- _Structured figure records_:
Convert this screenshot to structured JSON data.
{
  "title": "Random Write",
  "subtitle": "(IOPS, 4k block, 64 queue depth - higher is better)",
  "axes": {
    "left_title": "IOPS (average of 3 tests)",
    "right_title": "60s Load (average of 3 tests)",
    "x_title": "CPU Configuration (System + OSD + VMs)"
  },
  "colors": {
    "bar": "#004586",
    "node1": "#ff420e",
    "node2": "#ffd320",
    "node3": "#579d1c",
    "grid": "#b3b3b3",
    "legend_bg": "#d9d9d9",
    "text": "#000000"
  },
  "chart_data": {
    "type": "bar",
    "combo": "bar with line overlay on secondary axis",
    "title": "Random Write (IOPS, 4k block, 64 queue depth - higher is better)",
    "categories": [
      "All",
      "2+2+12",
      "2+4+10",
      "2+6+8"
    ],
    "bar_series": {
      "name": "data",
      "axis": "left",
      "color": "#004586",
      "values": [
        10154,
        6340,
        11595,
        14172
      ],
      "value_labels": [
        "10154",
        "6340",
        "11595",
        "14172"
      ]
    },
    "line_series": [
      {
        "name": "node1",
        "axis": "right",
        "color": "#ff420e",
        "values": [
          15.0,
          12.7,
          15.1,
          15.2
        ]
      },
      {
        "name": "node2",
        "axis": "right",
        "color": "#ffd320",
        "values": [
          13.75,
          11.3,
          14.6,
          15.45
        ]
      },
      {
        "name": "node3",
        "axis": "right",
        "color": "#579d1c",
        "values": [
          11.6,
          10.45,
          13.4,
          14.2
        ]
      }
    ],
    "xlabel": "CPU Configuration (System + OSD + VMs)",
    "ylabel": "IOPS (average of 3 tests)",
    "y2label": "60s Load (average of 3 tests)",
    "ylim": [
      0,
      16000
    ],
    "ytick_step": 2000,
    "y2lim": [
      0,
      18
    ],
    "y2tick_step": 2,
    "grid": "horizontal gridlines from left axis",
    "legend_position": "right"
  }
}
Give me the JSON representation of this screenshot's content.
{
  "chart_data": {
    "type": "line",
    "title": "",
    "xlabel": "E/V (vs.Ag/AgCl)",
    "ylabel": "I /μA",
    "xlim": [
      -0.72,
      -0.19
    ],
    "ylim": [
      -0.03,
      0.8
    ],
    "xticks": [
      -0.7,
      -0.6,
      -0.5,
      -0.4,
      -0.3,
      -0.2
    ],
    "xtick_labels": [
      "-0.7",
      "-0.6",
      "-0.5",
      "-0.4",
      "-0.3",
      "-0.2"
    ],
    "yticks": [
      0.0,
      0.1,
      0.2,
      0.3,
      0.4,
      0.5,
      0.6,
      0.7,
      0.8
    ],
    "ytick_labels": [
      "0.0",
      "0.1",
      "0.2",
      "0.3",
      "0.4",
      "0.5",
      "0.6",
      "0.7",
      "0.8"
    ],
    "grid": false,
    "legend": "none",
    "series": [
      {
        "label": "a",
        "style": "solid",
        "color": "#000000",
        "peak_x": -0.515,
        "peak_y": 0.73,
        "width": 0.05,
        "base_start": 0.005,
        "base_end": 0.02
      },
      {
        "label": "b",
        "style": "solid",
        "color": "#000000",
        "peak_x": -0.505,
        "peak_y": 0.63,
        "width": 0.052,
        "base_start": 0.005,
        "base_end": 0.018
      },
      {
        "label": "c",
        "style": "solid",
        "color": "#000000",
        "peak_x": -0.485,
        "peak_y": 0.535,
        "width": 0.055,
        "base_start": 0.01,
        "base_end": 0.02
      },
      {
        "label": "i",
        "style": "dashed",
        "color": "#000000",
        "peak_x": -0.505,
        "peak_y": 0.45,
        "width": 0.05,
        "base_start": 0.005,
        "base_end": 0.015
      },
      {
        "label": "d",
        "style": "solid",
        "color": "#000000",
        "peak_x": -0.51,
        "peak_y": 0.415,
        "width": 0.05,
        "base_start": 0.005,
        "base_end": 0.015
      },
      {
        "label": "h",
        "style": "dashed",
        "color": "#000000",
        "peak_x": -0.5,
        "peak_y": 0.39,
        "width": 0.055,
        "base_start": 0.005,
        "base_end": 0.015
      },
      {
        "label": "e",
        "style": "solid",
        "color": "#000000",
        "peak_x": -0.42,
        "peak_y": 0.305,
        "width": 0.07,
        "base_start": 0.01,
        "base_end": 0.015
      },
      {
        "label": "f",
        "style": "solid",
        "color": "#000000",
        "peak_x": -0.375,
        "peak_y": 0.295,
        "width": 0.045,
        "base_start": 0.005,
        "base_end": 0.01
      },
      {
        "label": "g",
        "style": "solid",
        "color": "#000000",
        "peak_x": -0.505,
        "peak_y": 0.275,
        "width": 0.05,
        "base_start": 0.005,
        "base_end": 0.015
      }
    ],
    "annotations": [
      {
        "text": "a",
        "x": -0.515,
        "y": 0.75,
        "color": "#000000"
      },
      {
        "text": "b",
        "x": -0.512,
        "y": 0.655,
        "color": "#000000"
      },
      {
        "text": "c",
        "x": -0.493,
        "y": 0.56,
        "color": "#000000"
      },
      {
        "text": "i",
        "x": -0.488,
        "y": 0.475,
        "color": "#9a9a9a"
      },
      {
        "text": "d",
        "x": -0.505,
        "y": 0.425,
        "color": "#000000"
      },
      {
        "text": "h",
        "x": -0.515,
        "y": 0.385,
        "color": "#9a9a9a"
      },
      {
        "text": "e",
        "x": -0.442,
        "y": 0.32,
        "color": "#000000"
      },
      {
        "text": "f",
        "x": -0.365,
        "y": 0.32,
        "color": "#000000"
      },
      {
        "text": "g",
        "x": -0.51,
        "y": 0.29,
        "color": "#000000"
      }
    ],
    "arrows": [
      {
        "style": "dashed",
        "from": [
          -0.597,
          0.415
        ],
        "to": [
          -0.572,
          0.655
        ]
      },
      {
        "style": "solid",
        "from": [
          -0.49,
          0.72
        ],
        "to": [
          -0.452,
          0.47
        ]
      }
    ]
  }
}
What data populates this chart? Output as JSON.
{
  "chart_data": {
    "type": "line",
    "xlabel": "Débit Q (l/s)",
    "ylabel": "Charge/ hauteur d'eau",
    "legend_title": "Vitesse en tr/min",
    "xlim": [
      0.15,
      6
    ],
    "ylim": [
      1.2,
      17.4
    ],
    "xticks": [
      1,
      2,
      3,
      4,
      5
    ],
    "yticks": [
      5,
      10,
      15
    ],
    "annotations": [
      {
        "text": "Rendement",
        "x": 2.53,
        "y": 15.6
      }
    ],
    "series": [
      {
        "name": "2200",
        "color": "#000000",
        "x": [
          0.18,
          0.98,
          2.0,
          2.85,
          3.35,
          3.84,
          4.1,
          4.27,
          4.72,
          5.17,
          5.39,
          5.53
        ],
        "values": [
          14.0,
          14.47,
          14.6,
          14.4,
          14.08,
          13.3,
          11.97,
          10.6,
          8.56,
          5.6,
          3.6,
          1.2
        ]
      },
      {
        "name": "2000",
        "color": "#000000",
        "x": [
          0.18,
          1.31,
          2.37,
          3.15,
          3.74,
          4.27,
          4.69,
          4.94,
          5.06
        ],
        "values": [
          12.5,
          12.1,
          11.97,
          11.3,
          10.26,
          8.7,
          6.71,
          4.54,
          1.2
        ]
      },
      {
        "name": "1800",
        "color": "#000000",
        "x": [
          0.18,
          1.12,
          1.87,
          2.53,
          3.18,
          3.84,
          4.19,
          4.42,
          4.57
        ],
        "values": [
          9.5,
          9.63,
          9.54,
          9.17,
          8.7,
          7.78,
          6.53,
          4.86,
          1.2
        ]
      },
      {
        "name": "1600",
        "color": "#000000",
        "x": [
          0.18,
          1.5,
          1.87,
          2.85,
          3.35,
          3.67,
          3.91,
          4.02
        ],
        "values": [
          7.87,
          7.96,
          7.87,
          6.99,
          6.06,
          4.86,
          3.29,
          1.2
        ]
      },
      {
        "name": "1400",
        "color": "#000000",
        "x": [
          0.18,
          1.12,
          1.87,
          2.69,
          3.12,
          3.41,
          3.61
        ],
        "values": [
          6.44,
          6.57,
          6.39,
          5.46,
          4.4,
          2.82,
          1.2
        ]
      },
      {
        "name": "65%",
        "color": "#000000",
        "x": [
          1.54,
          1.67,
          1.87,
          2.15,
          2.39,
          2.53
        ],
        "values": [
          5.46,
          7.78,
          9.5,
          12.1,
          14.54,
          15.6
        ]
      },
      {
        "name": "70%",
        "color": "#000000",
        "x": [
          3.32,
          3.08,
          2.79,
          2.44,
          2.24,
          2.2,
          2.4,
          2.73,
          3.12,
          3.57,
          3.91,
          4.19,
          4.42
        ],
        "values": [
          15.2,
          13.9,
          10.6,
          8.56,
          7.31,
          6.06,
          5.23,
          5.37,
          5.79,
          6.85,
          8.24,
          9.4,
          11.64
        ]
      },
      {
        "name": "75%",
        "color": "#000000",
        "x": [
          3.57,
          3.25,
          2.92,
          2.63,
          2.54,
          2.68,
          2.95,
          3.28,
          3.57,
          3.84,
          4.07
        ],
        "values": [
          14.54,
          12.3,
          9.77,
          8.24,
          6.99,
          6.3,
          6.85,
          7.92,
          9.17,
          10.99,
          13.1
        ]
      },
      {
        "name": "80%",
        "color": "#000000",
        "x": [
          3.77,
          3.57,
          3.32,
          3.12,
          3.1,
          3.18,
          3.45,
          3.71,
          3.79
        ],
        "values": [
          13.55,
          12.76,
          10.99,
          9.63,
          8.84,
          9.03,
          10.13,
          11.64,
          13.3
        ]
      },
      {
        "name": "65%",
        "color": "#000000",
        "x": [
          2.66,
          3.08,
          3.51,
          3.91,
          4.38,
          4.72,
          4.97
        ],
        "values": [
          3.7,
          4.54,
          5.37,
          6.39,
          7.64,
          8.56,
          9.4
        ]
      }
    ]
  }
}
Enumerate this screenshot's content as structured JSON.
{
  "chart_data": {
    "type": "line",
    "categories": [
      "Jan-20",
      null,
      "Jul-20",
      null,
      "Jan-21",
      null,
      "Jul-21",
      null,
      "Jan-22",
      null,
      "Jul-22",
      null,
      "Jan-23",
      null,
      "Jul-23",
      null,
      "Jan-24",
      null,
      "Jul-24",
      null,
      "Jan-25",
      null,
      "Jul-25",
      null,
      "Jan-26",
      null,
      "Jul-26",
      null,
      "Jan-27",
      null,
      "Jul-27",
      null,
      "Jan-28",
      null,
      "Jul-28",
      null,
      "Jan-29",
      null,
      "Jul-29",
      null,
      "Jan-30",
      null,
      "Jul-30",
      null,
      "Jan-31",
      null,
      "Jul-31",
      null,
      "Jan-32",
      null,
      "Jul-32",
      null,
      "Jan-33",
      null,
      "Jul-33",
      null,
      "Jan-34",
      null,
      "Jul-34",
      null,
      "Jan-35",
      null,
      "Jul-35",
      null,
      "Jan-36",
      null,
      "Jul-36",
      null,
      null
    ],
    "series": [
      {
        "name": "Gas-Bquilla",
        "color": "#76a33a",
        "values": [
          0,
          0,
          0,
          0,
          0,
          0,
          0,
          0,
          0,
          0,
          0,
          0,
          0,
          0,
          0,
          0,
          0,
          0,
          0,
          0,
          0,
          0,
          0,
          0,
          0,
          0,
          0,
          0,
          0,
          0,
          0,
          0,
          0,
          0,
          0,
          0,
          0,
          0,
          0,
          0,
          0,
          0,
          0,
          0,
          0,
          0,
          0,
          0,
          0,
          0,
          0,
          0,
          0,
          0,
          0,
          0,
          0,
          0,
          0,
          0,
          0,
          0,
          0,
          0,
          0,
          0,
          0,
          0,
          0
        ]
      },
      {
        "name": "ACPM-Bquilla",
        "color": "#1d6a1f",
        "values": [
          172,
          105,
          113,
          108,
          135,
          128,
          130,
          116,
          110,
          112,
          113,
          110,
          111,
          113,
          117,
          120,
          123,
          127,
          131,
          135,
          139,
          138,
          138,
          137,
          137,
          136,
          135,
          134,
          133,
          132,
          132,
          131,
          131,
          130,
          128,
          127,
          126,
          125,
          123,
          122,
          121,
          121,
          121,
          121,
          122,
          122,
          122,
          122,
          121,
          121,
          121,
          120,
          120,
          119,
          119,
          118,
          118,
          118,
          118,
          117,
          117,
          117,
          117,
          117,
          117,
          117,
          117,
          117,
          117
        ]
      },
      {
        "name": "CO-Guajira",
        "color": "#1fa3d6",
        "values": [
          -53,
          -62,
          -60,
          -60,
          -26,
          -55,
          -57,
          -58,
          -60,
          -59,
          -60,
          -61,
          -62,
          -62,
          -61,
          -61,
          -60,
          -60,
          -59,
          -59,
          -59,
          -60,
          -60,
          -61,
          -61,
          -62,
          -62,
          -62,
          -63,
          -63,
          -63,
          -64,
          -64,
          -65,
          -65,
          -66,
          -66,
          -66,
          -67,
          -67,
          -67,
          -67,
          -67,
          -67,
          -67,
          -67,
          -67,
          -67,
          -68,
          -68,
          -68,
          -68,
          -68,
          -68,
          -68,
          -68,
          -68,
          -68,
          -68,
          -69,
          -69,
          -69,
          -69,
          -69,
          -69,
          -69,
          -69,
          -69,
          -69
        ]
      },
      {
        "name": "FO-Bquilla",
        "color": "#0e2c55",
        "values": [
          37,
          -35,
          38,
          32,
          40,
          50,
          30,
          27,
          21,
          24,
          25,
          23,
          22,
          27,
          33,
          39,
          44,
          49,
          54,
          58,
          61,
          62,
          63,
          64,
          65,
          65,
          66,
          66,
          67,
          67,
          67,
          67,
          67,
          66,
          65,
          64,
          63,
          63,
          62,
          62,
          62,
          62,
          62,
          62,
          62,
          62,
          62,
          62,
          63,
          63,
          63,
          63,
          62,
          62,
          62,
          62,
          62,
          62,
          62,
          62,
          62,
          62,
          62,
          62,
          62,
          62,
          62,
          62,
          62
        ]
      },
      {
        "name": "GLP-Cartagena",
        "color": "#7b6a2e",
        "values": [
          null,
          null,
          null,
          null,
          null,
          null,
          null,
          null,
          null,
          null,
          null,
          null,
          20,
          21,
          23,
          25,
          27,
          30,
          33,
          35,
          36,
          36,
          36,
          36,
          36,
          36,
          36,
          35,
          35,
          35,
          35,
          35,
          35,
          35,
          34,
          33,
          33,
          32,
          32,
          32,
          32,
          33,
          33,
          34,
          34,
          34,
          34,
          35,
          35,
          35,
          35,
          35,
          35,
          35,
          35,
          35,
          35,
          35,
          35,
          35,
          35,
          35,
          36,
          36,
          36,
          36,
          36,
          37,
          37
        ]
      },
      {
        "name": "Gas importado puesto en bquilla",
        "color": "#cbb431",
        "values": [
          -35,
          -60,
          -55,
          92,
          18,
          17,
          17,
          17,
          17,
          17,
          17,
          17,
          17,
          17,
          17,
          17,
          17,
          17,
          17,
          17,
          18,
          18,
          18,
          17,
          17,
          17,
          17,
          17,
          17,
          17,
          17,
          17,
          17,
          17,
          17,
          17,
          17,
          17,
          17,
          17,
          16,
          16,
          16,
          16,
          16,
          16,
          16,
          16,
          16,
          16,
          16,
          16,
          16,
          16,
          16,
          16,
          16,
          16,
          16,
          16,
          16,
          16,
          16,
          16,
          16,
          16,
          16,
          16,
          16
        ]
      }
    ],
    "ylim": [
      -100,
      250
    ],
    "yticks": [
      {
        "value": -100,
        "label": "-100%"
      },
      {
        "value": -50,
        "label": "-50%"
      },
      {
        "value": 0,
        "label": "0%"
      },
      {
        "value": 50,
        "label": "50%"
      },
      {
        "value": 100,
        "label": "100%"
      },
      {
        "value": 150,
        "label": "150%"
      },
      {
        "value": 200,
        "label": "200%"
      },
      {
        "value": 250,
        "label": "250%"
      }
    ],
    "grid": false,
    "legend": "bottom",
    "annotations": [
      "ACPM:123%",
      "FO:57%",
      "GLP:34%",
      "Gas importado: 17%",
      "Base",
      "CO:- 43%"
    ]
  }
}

- _Written problem_: Scan the entries above. Copy each line that has the string "IOPS".

- _Task solution_:
  "subtitle": "(IOPS, 4k block, 64 queue depth - higher is better)",
    "left_title": "IOPS (average of 3 tests)",
    "title": "Random Write (IOPS, 4k block, 64 queue depth - higher is better)",
    "ylabel": "IOPS (average of 3 tests)",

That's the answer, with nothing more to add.